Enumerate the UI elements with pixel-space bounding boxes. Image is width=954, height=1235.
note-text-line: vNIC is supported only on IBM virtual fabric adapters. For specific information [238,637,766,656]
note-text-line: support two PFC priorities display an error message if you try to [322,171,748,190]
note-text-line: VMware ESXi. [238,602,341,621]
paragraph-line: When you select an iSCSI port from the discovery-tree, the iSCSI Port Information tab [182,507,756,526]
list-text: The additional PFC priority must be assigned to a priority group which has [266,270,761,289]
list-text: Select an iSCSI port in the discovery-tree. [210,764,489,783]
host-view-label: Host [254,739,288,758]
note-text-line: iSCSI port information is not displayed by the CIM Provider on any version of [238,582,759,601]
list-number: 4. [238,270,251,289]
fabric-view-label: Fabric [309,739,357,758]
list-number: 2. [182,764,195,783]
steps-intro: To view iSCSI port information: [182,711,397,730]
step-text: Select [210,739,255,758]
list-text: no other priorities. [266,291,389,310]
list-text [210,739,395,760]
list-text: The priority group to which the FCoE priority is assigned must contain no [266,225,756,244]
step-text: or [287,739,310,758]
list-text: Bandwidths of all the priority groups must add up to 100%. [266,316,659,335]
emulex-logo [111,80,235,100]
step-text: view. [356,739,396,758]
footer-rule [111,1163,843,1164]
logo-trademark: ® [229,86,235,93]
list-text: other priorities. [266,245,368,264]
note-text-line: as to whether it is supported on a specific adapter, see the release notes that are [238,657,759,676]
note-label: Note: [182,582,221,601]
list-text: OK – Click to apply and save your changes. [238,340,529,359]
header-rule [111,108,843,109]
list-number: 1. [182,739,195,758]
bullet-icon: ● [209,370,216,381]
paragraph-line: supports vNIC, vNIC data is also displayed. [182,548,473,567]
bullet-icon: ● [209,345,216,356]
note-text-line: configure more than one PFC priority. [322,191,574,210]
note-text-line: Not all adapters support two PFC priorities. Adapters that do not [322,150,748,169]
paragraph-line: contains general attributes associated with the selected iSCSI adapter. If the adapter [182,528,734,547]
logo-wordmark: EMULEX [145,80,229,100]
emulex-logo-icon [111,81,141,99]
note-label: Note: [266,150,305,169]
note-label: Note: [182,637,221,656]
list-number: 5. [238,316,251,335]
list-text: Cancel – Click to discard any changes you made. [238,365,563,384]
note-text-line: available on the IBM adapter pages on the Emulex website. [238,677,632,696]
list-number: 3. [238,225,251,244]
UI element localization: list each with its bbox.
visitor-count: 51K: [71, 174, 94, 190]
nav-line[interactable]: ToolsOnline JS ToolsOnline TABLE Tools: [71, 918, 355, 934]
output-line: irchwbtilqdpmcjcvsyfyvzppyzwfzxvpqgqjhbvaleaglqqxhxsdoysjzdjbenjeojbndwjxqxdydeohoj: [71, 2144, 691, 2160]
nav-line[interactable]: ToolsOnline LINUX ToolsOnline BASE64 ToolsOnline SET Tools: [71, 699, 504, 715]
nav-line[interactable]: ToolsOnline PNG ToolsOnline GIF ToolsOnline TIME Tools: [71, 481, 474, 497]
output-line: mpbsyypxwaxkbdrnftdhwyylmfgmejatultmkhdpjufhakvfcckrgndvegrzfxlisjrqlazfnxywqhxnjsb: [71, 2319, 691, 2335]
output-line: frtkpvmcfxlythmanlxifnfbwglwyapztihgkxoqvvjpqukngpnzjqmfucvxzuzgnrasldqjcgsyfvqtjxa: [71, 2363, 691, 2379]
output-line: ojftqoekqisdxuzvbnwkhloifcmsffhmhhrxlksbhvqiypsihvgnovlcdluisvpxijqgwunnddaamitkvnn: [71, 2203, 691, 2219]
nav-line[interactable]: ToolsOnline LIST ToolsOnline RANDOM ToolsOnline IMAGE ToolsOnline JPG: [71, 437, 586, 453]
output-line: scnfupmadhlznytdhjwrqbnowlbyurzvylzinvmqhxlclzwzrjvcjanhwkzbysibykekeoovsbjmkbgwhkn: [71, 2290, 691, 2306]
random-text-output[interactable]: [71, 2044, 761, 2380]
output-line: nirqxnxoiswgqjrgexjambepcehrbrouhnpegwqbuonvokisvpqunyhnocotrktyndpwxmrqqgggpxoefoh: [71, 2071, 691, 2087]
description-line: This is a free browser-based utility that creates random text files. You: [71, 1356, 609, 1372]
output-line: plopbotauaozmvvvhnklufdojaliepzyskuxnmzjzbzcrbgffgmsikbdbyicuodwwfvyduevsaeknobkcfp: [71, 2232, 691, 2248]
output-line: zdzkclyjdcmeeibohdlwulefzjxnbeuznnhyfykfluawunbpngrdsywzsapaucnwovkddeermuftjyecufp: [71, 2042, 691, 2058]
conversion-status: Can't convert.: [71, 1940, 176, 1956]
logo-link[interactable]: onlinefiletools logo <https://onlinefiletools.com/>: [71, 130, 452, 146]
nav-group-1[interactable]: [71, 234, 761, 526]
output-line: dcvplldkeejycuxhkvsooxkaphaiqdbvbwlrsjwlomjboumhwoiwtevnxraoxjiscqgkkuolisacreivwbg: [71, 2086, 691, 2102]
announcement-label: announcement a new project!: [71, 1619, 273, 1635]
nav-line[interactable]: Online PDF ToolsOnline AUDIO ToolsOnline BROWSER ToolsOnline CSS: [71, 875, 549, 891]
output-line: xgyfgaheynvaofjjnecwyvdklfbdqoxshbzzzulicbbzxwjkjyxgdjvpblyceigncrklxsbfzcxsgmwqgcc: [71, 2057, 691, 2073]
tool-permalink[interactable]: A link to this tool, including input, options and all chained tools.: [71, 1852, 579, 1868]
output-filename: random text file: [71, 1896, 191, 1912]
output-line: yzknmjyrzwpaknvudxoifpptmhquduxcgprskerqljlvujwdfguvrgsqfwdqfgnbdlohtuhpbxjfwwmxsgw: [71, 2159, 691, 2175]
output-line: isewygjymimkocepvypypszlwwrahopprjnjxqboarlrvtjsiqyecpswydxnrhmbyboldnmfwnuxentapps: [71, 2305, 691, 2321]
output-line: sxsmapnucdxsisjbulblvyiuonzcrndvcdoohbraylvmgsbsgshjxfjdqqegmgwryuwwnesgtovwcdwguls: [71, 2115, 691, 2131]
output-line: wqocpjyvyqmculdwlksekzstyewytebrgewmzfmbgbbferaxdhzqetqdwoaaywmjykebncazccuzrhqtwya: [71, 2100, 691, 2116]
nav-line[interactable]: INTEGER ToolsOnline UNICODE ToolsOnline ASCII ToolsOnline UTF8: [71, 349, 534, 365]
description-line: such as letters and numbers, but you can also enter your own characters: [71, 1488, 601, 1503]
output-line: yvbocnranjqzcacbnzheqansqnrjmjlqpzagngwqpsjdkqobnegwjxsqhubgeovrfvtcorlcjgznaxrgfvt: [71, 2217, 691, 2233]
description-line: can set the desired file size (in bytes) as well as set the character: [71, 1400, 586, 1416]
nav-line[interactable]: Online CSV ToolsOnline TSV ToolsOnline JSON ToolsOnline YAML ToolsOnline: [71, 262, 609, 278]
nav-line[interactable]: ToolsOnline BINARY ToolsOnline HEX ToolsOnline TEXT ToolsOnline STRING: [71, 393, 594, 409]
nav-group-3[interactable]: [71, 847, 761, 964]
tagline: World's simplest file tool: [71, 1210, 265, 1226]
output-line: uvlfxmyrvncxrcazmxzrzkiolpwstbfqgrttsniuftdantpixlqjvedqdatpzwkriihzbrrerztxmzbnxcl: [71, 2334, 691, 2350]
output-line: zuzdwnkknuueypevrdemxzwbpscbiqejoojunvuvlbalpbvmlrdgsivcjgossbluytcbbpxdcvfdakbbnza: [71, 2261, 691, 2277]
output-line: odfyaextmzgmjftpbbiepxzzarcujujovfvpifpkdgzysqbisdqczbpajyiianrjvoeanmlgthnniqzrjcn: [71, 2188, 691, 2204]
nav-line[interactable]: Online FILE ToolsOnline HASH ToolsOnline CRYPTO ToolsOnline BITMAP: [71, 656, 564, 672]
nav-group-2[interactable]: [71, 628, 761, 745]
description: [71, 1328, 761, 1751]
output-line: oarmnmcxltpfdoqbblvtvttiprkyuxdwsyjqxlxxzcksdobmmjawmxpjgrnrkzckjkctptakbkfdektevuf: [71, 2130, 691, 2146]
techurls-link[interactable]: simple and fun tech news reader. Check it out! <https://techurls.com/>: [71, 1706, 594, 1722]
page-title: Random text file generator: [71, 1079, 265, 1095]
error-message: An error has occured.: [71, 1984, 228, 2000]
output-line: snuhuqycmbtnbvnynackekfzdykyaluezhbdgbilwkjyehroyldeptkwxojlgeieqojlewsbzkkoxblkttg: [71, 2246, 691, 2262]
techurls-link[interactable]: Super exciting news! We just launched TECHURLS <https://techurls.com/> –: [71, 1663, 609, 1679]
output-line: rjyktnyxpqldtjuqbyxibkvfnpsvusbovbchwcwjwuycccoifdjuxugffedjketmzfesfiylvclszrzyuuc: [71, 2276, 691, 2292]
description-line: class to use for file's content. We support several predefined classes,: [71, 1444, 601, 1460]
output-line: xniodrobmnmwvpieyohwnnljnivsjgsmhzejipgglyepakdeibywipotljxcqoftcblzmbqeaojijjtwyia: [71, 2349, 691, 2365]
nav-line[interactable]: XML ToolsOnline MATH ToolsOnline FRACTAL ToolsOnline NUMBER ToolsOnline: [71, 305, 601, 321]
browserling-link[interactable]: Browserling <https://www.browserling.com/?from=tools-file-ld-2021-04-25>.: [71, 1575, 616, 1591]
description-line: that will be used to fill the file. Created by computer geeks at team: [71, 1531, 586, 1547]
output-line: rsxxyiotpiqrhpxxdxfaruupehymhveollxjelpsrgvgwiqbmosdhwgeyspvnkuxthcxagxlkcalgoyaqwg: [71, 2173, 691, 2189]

■ ■ ■

Please rewrite the entries from the start of the entries through the line that contains "paragraph-line: supports vNIC, vNIC", inclusive, as a Markdown table with columns "Row" and "Text". Number each line in order and leave out blank lines.

**Written reply:**
| Row | Text |
|---|---|
| 1 | Enumerate the UI elements with pixel-space bounding boxes. Image is width=954, height=1235. |
| 2 | note-text-line: vNIC is supported only on IBM virtual fabric adapters. For specific information [238,637,766,656] |
| 3 | note-text-line: support two PFC priorities display an error message if you try to [322,171,748,190] |
| 4 | note-text-line: VMware ESXi. [238,602,341,621] |
| 5 | paragraph-line: When you select an iSCSI port from the discovery-tree, the iSCSI Port Information tab [182,507,756,526] |
| 6 | list-text: The additional PFC priority must be assigned to a priority group which has [266,270,761,289] |
| 7 | list-text: Select an iSCSI port in the discovery-tree. [210,764,489,783] |
| 8 | host-view-label: Host [254,739,288,758] |
| 9 | note-text-line: iSCSI port information is not displayed by the CIM Provider on any version of [238,582,759,601] |
| 10 | list-number: 4. [238,270,251,289] |
| 11 | fabric-view-label: Fabric [309,739,357,758] |
| 12 | list-number: 2. [182,764,195,783] |
| 13 | steps-intro: To view iSCSI port information: [182,711,397,730] |
| 14 | step-text: Select [210,739,255,758] |
| 15 | list-text: no other priorities. [266,291,389,310] |
| 16 | list-text [210,739,395,760] |
| 17 | list-text: The priority group to which the FCoE priority is assigned must contain no [266,225,756,244] |
| 18 | step-text: or [287,739,310,758] |
| 19 | list-text: Bandwidths of all the priority groups must add up to 100%. [266,316,659,335] |
| 20 | emulex-logo [111,80,235,100] |
| 21 | step-text: view. [356,739,396,758] |
| 22 | footer-rule [111,1163,843,1164] |
| 23 | logo-trademark: ® [229,86,235,93] |
| 24 | list-text: other priorities. [266,245,368,264] |
| 25 | note-text-line: as to whether it is supported on a specific adapter, see the release notes that are [238,657,759,676] |
| 26 | note-label: Note: [182,582,221,601] |
| 27 | list-text: OK – Click to apply and save your changes. [238,340,529,359] |
| 28 | header-rule [111,108,843,109] |
| 29 | list-number: 1. [182,739,195,758] |
| 30 | bullet-icon: ● [209,370,216,381] |
| 31 | paragraph-line: supports vNIC, vNIC data is also displayed. [182,548,473,567] |